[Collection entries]
** begin **

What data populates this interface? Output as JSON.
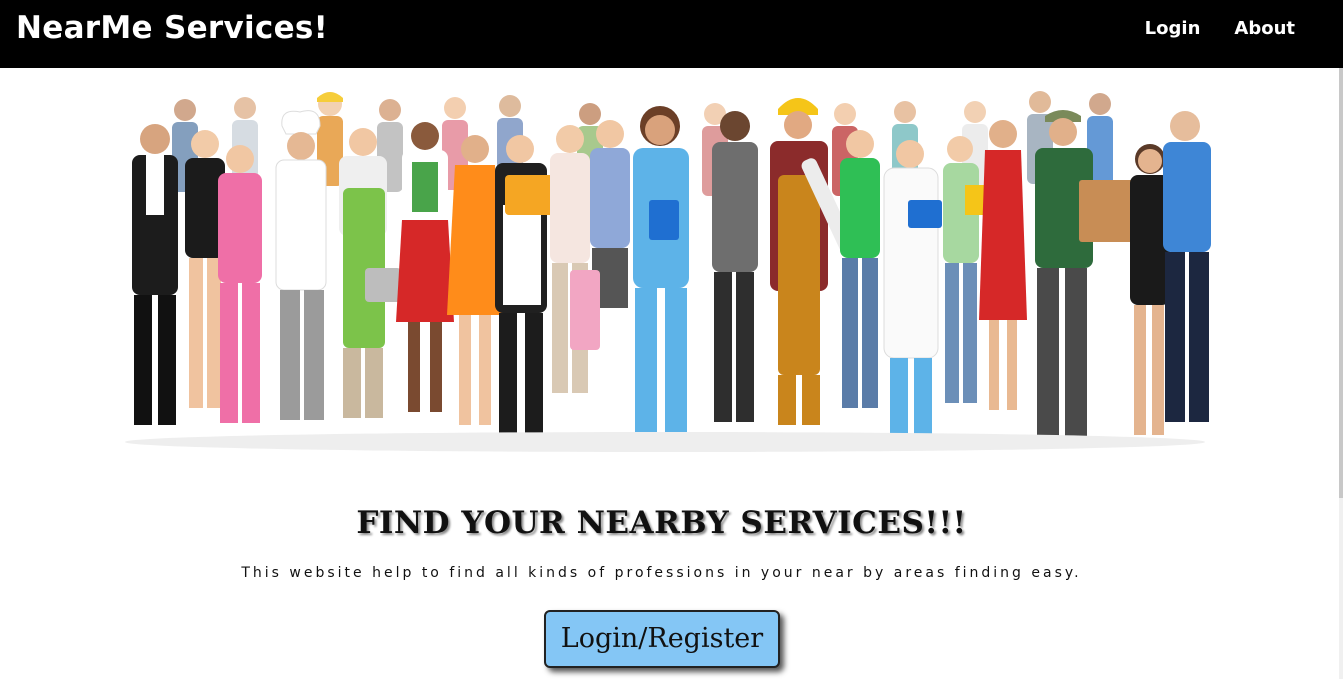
{
  "navbar": {
    "brand": "NearMe Services!",
    "links": [
      {
        "label": "Login"
      },
      {
        "label": "About"
      }
    ]
  },
  "hero": {
    "image_description": "group-of-professionals-photo"
  },
  "main": {
    "headline": "FIND YOUR NEARBY SERVICES!!!",
    "tagline": "This website help to find all kinds of professions in your near by areas finding easy.",
    "cta_label": "Login/Register"
  },
  "colors": {
    "navbar_bg": "#000000",
    "cta_bg": "#84c6f5",
    "page_bg": "#ffffff"
  }
}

** end **

- _Do this_: Print each line of the material above exactly, with the pictures removed from your copy.

- _Final result_:
What data populates this interface? Output as JSON.
{
  "navbar": {
    "brand": "NearMe Services!",
    "links": [
      {
        "label": "Login"
      },
      {
        "label": "About"
      }
    ]
  },
  "hero": {
    "image_description": "group-of-professionals-photo"
  },
  "main": {
    "headline": "FIND YOUR NEARBY SERVICES!!!",
    "tagline": "This website help to find all kinds of professions in your near by areas finding easy.",
    "cta_label": "Login/Register"
  },
  "colors": {
    "navbar_bg": "#000000",
    "cta_bg": "#84c6f5",
    "page_bg": "#ffffff"
  }
}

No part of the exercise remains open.